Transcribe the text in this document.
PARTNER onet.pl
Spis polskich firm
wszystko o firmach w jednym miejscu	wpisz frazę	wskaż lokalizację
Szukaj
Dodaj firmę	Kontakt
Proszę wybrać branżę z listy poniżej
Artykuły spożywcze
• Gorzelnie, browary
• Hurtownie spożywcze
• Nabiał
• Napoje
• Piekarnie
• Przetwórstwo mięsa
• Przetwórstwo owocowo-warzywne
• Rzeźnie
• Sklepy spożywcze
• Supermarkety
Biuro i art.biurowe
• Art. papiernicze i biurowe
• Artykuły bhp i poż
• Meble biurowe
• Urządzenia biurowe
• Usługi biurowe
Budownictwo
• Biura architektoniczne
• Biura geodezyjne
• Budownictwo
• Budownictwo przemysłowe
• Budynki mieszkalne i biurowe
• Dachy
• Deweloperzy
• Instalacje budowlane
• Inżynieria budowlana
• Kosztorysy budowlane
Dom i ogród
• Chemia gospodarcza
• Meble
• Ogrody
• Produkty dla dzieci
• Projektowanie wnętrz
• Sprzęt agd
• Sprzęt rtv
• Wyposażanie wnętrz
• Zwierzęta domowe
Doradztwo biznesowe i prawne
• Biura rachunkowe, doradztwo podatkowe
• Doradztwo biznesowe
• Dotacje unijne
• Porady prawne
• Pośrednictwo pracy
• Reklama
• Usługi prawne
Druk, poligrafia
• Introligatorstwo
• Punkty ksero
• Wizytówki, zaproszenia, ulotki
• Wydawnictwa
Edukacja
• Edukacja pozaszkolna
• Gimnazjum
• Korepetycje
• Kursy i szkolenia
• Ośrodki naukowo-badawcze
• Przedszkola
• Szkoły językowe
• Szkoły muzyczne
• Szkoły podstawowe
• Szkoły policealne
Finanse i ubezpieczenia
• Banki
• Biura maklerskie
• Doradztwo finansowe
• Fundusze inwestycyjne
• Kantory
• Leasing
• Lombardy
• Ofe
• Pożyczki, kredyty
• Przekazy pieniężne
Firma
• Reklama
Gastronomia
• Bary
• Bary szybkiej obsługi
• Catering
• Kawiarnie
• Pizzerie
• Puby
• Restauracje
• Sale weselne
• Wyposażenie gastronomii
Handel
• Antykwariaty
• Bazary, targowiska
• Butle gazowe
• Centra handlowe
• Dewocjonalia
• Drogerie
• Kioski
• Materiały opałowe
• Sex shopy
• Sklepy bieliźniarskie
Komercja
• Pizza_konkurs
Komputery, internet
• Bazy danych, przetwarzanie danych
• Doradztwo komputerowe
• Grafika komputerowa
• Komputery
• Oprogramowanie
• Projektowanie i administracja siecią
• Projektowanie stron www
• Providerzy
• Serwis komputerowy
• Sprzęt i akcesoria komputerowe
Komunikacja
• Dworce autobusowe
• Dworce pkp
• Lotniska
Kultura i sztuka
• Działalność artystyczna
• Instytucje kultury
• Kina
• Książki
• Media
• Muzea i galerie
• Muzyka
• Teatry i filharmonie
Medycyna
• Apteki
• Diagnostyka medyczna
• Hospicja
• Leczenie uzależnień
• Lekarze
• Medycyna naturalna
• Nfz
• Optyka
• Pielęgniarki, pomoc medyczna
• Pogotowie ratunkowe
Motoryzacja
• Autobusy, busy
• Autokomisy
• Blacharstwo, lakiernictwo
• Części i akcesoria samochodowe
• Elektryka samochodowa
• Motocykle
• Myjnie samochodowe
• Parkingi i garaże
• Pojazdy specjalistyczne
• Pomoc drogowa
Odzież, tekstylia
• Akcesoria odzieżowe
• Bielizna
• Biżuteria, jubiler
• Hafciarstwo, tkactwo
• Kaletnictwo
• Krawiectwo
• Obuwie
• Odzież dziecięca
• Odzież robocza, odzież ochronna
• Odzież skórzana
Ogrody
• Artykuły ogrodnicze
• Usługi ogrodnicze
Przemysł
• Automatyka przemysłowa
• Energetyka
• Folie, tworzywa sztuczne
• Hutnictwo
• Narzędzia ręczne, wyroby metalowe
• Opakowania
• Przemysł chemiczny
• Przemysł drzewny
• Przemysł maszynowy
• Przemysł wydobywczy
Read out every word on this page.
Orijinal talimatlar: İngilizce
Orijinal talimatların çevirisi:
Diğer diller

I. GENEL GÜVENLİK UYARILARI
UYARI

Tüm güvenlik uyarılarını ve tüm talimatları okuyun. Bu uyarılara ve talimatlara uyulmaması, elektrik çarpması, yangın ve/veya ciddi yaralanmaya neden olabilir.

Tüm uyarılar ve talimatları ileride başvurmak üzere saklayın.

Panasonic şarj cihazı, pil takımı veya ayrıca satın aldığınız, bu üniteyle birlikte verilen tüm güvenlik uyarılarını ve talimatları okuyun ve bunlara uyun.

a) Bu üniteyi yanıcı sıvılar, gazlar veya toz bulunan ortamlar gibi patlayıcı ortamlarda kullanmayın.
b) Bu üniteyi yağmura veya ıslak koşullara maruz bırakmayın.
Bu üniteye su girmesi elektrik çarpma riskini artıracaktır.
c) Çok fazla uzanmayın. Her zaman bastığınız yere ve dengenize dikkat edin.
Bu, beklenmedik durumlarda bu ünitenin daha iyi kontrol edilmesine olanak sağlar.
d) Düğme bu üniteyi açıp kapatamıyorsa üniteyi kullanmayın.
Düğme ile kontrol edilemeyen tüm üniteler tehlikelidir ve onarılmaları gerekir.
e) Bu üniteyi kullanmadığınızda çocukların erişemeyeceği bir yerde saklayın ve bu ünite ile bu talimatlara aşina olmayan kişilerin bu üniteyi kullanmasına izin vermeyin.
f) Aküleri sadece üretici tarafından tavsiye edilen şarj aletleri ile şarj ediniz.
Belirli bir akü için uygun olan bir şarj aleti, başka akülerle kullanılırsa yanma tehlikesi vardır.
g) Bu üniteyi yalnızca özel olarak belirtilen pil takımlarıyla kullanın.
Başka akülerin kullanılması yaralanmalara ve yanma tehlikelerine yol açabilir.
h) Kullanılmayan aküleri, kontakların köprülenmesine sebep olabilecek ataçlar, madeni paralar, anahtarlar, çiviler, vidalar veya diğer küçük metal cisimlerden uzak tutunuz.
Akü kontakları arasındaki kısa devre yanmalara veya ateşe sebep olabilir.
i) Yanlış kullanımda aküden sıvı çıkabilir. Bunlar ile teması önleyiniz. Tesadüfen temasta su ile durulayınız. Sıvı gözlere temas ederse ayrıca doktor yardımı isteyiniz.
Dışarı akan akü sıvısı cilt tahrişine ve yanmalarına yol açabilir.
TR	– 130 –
☆ ☆ ☆
**DIRECTIVE:** Repeat the data precisely, reproducing every entry.

**FINISHED EXERCISE:**
Transcribe the text in this document.
PARTNER onet.pl
Spis polskich firm
wszystko o firmach w jednym miejscu	wpisz frazę	wskaż lokalizację
Szukaj
Dodaj firmę	Kontakt
Proszę wybrać branżę z listy poniżej
Artykuły spożywcze
• Gorzelnie, browary
• Hurtownie spożywcze
• Nabiał
• Napoje
• Piekarnie
• Przetwórstwo mięsa
• Przetwórstwo owocowo-warzywne
• Rzeźnie
• Sklepy spożywcze
• Supermarkety
Biuro i art.biurowe
• Art. papiernicze i biurowe
• Artykuły bhp i poż
• Meble biurowe
• Urządzenia biurowe
• Usługi biurowe
Budownictwo
• Biura architektoniczne
• Biura geodezyjne
• Budownictwo
• Budownictwo przemysłowe
• Budynki mieszkalne i biurowe
• Dachy
• Deweloperzy
• Instalacje budowlane
• Inżynieria budowlana
• Kosztorysy budowlane
Dom i ogród
• Chemia gospodarcza
• Meble
• Ogrody
• Produkty dla dzieci
• Projektowanie wnętrz
• Sprzęt agd
• Sprzęt rtv
• Wyposażanie wnętrz
• Zwierzęta domowe
Doradztwo biznesowe i prawne
• Biura rachunkowe, doradztwo podatkowe
• Doradztwo biznesowe
• Dotacje unijne
• Porady prawne
• Pośrednictwo pracy
• Reklama
• Usługi prawne
Druk, poligrafia
• Introligatorstwo
• Punkty ksero
• Wizytówki, zaproszenia, ulotki
• Wydawnictwa
Edukacja
• Edukacja pozaszkolna
• Gimnazjum
• Korepetycje
• Kursy i szkolenia
• Ośrodki naukowo-badawcze
• Przedszkola
• Szkoły językowe
• Szkoły muzyczne
• Szkoły podstawowe
• Szkoły policealne
Finanse i ubezpieczenia
• Banki
• Biura maklerskie
• Doradztwo finansowe
• Fundusze inwestycyjne
• Kantory
• Leasing
• Lombardy
• Ofe
• Pożyczki, kredyty
• Przekazy pieniężne
Firma
• Reklama
Gastronomia
• Bary
• Bary szybkiej obsługi
• Catering
• Kawiarnie
• Pizzerie
• Puby
• Restauracje
• Sale weselne
• Wyposażenie gastronomii
Handel
• Antykwariaty
• Bazary, targowiska
• Butle gazowe
• Centra handlowe
• Dewocjonalia
• Drogerie
• Kioski
• Materiały opałowe
• Sex shopy
• Sklepy bieliźniarskie
Komercja
• Pizza_konkurs
Komputery, internet
• Bazy danych, przetwarzanie danych
• Doradztwo komputerowe
• Grafika komputerowa
• Komputery
• Oprogramowanie
• Projektowanie i administracja siecią
• Projektowanie stron www
• Providerzy
• Serwis komputerowy
• Sprzęt i akcesoria komputerowe
Komunikacja
• Dworce autobusowe
• Dworce pkp
• Lotniska
Kultura i sztuka
• Działalność artystyczna
• Instytucje kultury
• Kina
• Książki
• Media
• Muzea i galerie
• Muzyka
• Teatry i filharmonie
Medycyna
• Apteki
• Diagnostyka medyczna
• Hospicja
• Leczenie uzależnień
• Lekarze
• Medycyna naturalna
• Nfz
• Optyka
• Pielęgniarki, pomoc medyczna
• Pogotowie ratunkowe
Motoryzacja
• Autobusy, busy
• Autokomisy
• Blacharstwo, lakiernictwo
• Części i akcesoria samochodowe
• Elektryka samochodowa
• Motocykle
• Myjnie samochodowe
• Parkingi i garaże
• Pojazdy specjalistyczne
• Pomoc drogowa
Odzież, tekstylia
• Akcesoria odzieżowe
• Bielizna
• Biżuteria, jubiler
• Hafciarstwo, tkactwo
• Kaletnictwo
• Krawiectwo
• Obuwie
• Odzież dziecięca
• Odzież robocza, odzież ochronna
• Odzież skórzana
Ogrody
• Artykuły ogrodnicze
• Usługi ogrodnicze
Przemysł
• Automatyka przemysłowa
• Energetyka
• Folie, tworzywa sztuczne
• Hutnictwo
• Narzędzia ręczne, wyroby metalowe
• Opakowania
• Przemysł chemiczny
• Przemysł drzewny
• Przemysł maszynowy
• Przemysł wydobywczy
Read out every word on this page.
Orijinal talimatlar: İngilizce
Orijinal talimatların çevirisi:
Diğer diller

I. GENEL GÜVENLİK UYARILARI
UYARI

Tüm güvenlik uyarılarını ve tüm talimatları okuyun. Bu uyarılara ve talimatlara uyulmaması, elektrik çarpması, yangın ve/veya ciddi yaralanmaya neden olabilir.

Tüm uyarılar ve talimatları ileride başvurmak üzere saklayın.

Panasonic şarj cihazı, pil takımı veya ayrıca satın aldığınız, bu üniteyle birlikte verilen tüm güvenlik uyarılarını ve talimatları okuyun ve bunlara uyun.

a) Bu üniteyi yanıcı sıvılar, gazlar veya toz bulunan ortamlar gibi patlayıcı ortamlarda kullanmayın.
b) Bu üniteyi yağmura veya ıslak koşullara maruz bırakmayın.
Bu üniteye su girmesi elektrik çarpma riskini artıracaktır.
c) Çok fazla uzanmayın. Her zaman bastığınız yere ve dengenize dikkat edin.
Bu, beklenmedik durumlarda bu ünitenin daha iyi kontrol edilmesine olanak sağlar.
d) Düğme bu üniteyi açıp kapatamıyorsa üniteyi kullanmayın.
Düğme ile kontrol edilemeyen tüm üniteler tehlikelidir ve onarılmaları gerekir.
e) Bu üniteyi kullanmadığınızda çocukların erişemeyeceği bir yerde saklayın ve bu ünite ile bu talimatlara aşina olmayan kişilerin bu üniteyi kullanmasına izin vermeyin.
f) Aküleri sadece üretici tarafından tavsiye edilen şarj aletleri ile şarj ediniz.
Belirli bir akü için uygun olan bir şarj aleti, başka akülerle kullanılırsa yanma tehlikesi vardır.
g) Bu üniteyi yalnızca özel olarak belirtilen pil takımlarıyla kullanın.
Başka akülerin kullanılması yaralanmalara ve yanma tehlikelerine yol açabilir.
h) Kullanılmayan aküleri, kontakların köprülenmesine sebep olabilecek ataçlar, madeni paralar, anahtarlar, çiviler, vidalar veya diğer küçük metal cisimlerden uzak tutunuz.
Akü kontakları arasındaki kısa devre yanmalara veya ateşe sebep olabilir.
i) Yanlış kullanımda aküden sıvı çıkabilir. Bunlar ile teması önleyiniz. Tesadüfen temasta su ile durulayınız. Sıvı gözlere temas ederse ayrıca doktor yardımı isteyiniz.
Dışarı akan akü sıvısı cilt tahrişine ve yanmalarına yol açabilir.
TR	– 130 –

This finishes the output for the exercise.